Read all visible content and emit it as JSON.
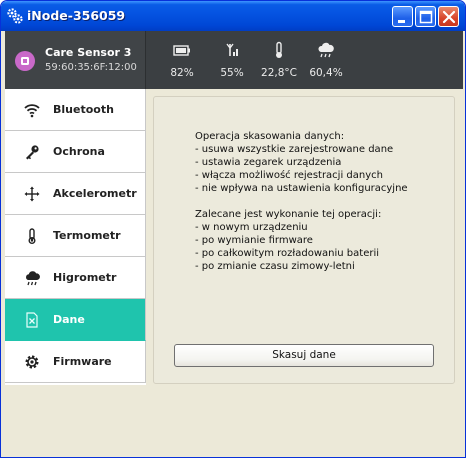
{
  "window": {
    "title": "iNode-356059",
    "controls": {
      "minimize_icon": "minimize-icon",
      "maximize_icon": "maximize-icon",
      "close_icon": "close-icon"
    }
  },
  "header": {
    "device_name": "Care Sensor 3",
    "device_mac": "59:60:35:6F:12:00",
    "stats": [
      {
        "icon": "battery-icon",
        "value": "82%"
      },
      {
        "icon": "signal-icon",
        "value": "55%"
      },
      {
        "icon": "thermometer-icon",
        "value": "22,8°C"
      },
      {
        "icon": "cloud-rain-icon",
        "value": "60,4%"
      }
    ]
  },
  "sidebar": {
    "items": [
      {
        "label": "Bluetooth",
        "icon": "wifi-icon",
        "active": false
      },
      {
        "label": "Ochrona",
        "icon": "key-icon",
        "active": false
      },
      {
        "label": "Akcelerometr",
        "icon": "move-arrows-icon",
        "active": false
      },
      {
        "label": "Termometr",
        "icon": "thermometer-icon",
        "active": false
      },
      {
        "label": "Higrometr",
        "icon": "cloud-rain-icon",
        "active": false
      },
      {
        "label": "Dane",
        "icon": "file-delete-icon",
        "active": true
      },
      {
        "label": "Firmware",
        "icon": "gear-icon",
        "active": false
      }
    ],
    "active_color": "#1fc4ad"
  },
  "content": {
    "lines_1": [
      "Operacja skasowania danych:",
      "- usuwa wszystkie zarejestrowane dane",
      "- ustawia zegarek urządzenia",
      "- włącza możliwość rejestracji danych",
      "- nie wpływa na ustawienia konfiguracyjne"
    ],
    "lines_2": [
      "Zalecane jest wykonanie tej operacji:",
      "- w nowym urządzeniu",
      "- po wymianie firmware",
      "- po całkowitym rozładowaniu baterii",
      "- po zmianie czasu zimowy-letni"
    ],
    "reset_button_label": "Skasuj dane"
  }
}
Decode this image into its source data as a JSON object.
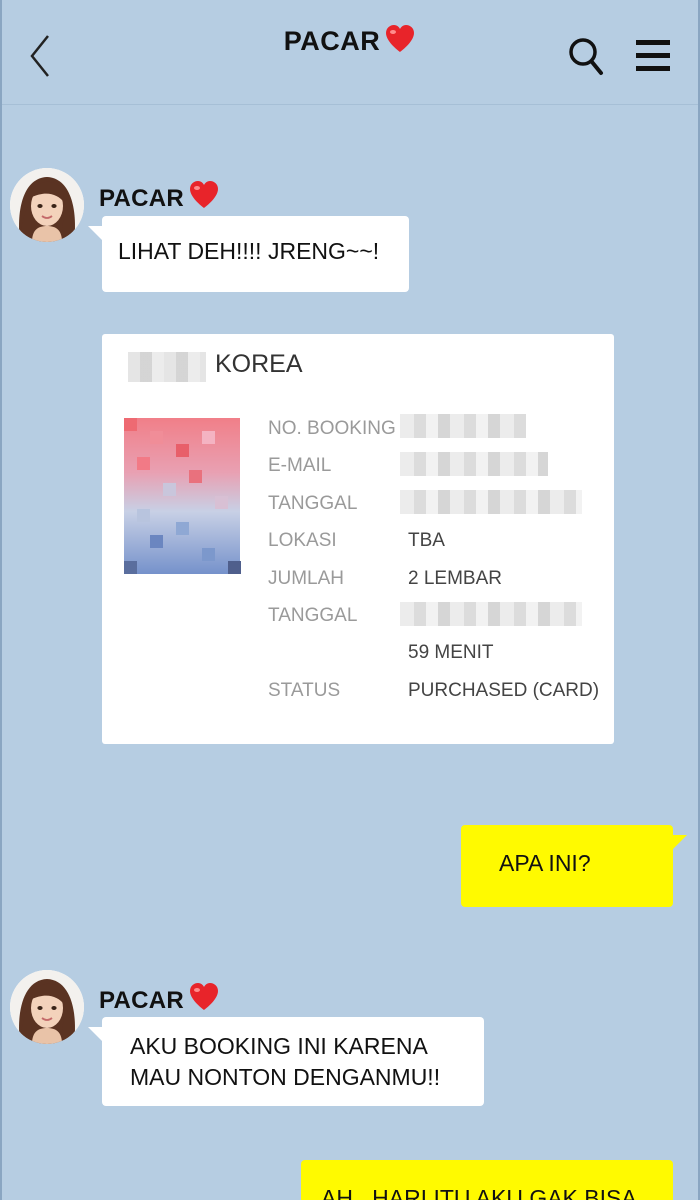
● ● ●
= OBJECTIVE =
All entries must be written out again exactly as given, with no pictures in the copy.

= RESULT BELOW =
Read all visible content and emit it as JSON.
{
  "window": {
    "title": "iNode-356059",
    "controls": {
      "minimize_icon": "minimize-icon",
      "maximize_icon": "maximize-icon",
      "close_icon": "close-icon"
    }
  },
  "header": {
    "device_name": "Care Sensor 3",
    "device_mac": "59:60:35:6F:12:00",
    "stats": [
      {
        "icon": "battery-icon",
        "value": "82%"
      },
      {
        "icon": "signal-icon",
        "value": "55%"
      },
      {
        "icon": "thermometer-icon",
        "value": "22,8°C"
      },
      {
        "icon": "cloud-rain-icon",
        "value": "60,4%"
      }
    ]
  },
  "sidebar": {
    "items": [
      {
        "label": "Bluetooth",
        "icon": "wifi-icon",
        "active": false
      },
      {
        "label": "Ochrona",
        "icon": "key-icon",
        "active": false
      },
      {
        "label": "Akcelerometr",
        "icon": "move-arrows-icon",
        "active": false
      },
      {
        "label": "Termometr",
        "icon": "thermometer-icon",
        "active": false
      },
      {
        "label": "Higrometr",
        "icon": "cloud-rain-icon",
        "active": false
      },
      {
        "label": "Dane",
        "icon": "file-delete-icon",
        "active": true
      },
      {
        "label": "Firmware",
        "icon": "gear-icon",
        "active": false
      }
    ],
    "active_color": "#1fc4ad"
  },
  "content": {
    "lines_1": [
      "Operacja skasowania danych:",
      "- usuwa wszystkie zarejestrowane dane",
      "- ustawia zegarek urządzenia",
      "- włącza możliwość rejestracji danych",
      "- nie wpływa na ustawienia konfiguracyjne"
    ],
    "lines_2": [
      "Zalecane jest wykonanie tej operacji:",
      "- w nowym urządzeniu",
      "- po wymianie firmware",
      "- po całkowitym rozładowaniu baterii",
      "- po zmianie czasu zimowy-letni"
    ],
    "reset_button_label": "Skasuj dane"
  }
}
Decode this image into its source data as a JSON object.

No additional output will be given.